**TO BE DONE**
Repeat the listing below in full, exactly as it stands.

**SOURCE RECORDS**

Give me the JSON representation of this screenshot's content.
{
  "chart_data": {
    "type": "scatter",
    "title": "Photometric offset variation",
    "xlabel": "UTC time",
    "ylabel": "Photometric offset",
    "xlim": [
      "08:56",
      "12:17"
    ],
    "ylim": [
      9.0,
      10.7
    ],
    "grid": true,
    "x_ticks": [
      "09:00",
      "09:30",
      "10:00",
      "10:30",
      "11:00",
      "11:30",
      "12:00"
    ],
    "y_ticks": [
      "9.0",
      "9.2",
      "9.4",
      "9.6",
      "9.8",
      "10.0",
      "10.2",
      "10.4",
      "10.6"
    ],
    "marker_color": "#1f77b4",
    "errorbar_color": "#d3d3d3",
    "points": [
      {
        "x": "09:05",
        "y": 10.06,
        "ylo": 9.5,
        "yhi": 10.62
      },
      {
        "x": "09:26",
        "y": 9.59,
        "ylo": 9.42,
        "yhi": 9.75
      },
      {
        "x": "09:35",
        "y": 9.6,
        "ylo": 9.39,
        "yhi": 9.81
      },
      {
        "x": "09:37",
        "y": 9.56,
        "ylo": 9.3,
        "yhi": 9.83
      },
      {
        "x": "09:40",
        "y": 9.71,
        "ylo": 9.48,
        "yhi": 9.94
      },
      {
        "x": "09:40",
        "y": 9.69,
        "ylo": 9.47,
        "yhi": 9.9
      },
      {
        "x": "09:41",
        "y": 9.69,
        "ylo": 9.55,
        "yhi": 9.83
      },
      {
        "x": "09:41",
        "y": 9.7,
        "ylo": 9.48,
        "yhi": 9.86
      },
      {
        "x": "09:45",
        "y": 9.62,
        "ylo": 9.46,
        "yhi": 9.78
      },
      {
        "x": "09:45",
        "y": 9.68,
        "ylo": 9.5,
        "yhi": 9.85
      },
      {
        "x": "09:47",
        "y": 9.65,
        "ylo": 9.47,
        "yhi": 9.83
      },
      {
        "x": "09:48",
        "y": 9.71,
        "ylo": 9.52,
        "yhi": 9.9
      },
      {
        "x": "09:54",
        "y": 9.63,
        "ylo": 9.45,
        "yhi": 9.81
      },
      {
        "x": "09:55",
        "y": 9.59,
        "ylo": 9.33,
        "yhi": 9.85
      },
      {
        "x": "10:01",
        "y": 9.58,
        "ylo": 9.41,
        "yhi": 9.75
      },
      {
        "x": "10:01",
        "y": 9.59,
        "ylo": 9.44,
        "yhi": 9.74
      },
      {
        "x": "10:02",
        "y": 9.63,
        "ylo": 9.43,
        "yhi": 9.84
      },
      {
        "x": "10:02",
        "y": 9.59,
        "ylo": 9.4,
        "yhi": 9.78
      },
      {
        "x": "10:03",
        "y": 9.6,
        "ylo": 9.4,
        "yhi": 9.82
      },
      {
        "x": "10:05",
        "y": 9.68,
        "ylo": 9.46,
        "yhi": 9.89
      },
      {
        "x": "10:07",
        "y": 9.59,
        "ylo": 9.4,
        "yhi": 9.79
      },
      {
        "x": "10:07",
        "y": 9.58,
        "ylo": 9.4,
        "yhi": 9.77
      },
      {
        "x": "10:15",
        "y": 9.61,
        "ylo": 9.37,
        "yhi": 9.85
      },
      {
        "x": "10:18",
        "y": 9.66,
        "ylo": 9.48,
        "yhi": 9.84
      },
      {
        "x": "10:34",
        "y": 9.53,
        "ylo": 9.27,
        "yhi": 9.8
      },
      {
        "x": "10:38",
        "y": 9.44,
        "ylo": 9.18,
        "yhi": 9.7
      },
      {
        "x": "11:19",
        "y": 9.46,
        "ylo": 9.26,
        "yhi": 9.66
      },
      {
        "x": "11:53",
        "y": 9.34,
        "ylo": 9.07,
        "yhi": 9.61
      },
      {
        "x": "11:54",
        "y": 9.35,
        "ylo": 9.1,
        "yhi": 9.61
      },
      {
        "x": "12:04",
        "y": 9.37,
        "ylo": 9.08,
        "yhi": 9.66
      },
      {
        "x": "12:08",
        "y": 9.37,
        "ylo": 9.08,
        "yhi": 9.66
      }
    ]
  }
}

**COMPLETED EXERCISE**
Give me the JSON representation of this screenshot's content.
{
  "chart_data": {
    "type": "scatter",
    "title": "Photometric offset variation",
    "xlabel": "UTC time",
    "ylabel": "Photometric offset",
    "xlim": [
      "08:56",
      "12:17"
    ],
    "ylim": [
      9.0,
      10.7
    ],
    "grid": true,
    "x_ticks": [
      "09:00",
      "09:30",
      "10:00",
      "10:30",
      "11:00",
      "11:30",
      "12:00"
    ],
    "y_ticks": [
      "9.0",
      "9.2",
      "9.4",
      "9.6",
      "9.8",
      "10.0",
      "10.2",
      "10.4",
      "10.6"
    ],
    "marker_color": "#1f77b4",
    "errorbar_color": "#d3d3d3",
    "points": [
      {
        "x": "09:05",
        "y": 10.06,
        "ylo": 9.5,
        "yhi": 10.62
      },
      {
        "x": "09:26",
        "y": 9.59,
        "ylo": 9.42,
        "yhi": 9.75
      },
      {
        "x": "09:35",
        "y": 9.6,
        "ylo": 9.39,
        "yhi": 9.81
      },
      {
        "x": "09:37",
        "y": 9.56,
        "ylo": 9.3,
        "yhi": 9.83
      },
      {
        "x": "09:40",
        "y": 9.71,
        "ylo": 9.48,
        "yhi": 9.94
      },
      {
        "x": "09:40",
        "y": 9.69,
        "ylo": 9.47,
        "yhi": 9.9
      },
      {
        "x": "09:41",
        "y": 9.69,
        "ylo": 9.55,
        "yhi": 9.83
      },
      {
        "x": "09:41",
        "y": 9.7,
        "ylo": 9.48,
        "yhi": 9.86
      },
      {
        "x": "09:45",
        "y": 9.62,
        "ylo": 9.46,
        "yhi": 9.78
      },
      {
        "x": "09:45",
        "y": 9.68,
        "ylo": 9.5,
        "yhi": 9.85
      },
      {
        "x": "09:47",
        "y": 9.65,
        "ylo": 9.47,
        "yhi": 9.83
      },
      {
        "x": "09:48",
        "y": 9.71,
        "ylo": 9.52,
        "yhi": 9.9
      },
      {
        "x": "09:54",
        "y": 9.63,
        "ylo": 9.45,
        "yhi": 9.81
      },
      {
        "x": "09:55",
        "y": 9.59,
        "ylo": 9.33,
        "yhi": 9.85
      },
      {
        "x": "10:01",
        "y": 9.58,
        "ylo": 9.41,
        "yhi": 9.75
      },
      {
        "x": "10:01",
        "y": 9.59,
        "ylo": 9.44,
        "yhi": 9.74
      },
      {
        "x": "10:02",
        "y": 9.63,
        "ylo": 9.43,
        "yhi": 9.84
      },
      {
        "x": "10:02",
        "y": 9.59,
        "ylo": 9.4,
        "yhi": 9.78
      },
      {
        "x": "10:03",
        "y": 9.6,
        "ylo": 9.4,
        "yhi": 9.82
      },
      {
        "x": "10:05",
        "y": 9.68,
        "ylo": 9.46,
        "yhi": 9.89
      },
      {
        "x": "10:07",
        "y": 9.59,
        "ylo": 9.4,
        "yhi": 9.79
      },
      {
        "x": "10:07",
        "y": 9.58,
        "ylo": 9.4,
        "yhi": 9.77
      },
      {
        "x": "10:15",
        "y": 9.61,
        "ylo": 9.37,
        "yhi": 9.85
      },
      {
        "x": "10:18",
        "y": 9.66,
        "ylo": 9.48,
        "yhi": 9.84
      },
      {
        "x": "10:34",
        "y": 9.53,
        "ylo": 9.27,
        "yhi": 9.8
      },
      {
        "x": "10:38",
        "y": 9.44,
        "ylo": 9.18,
        "yhi": 9.7
      },
      {
        "x": "11:19",
        "y": 9.46,
        "ylo": 9.26,
        "yhi": 9.66
      },
      {
        "x": "11:53",
        "y": 9.34,
        "ylo": 9.07,
        "yhi": 9.61
      },
      {
        "x": "11:54",
        "y": 9.35,
        "ylo": 9.1,
        "yhi": 9.61
      },
      {
        "x": "12:04",
        "y": 9.37,
        "ylo": 9.08,
        "yhi": 9.66
      },
      {
        "x": "12:08",
        "y": 9.37,
        "ylo": 9.08,
        "yhi": 9.66
      }
    ]
  }
}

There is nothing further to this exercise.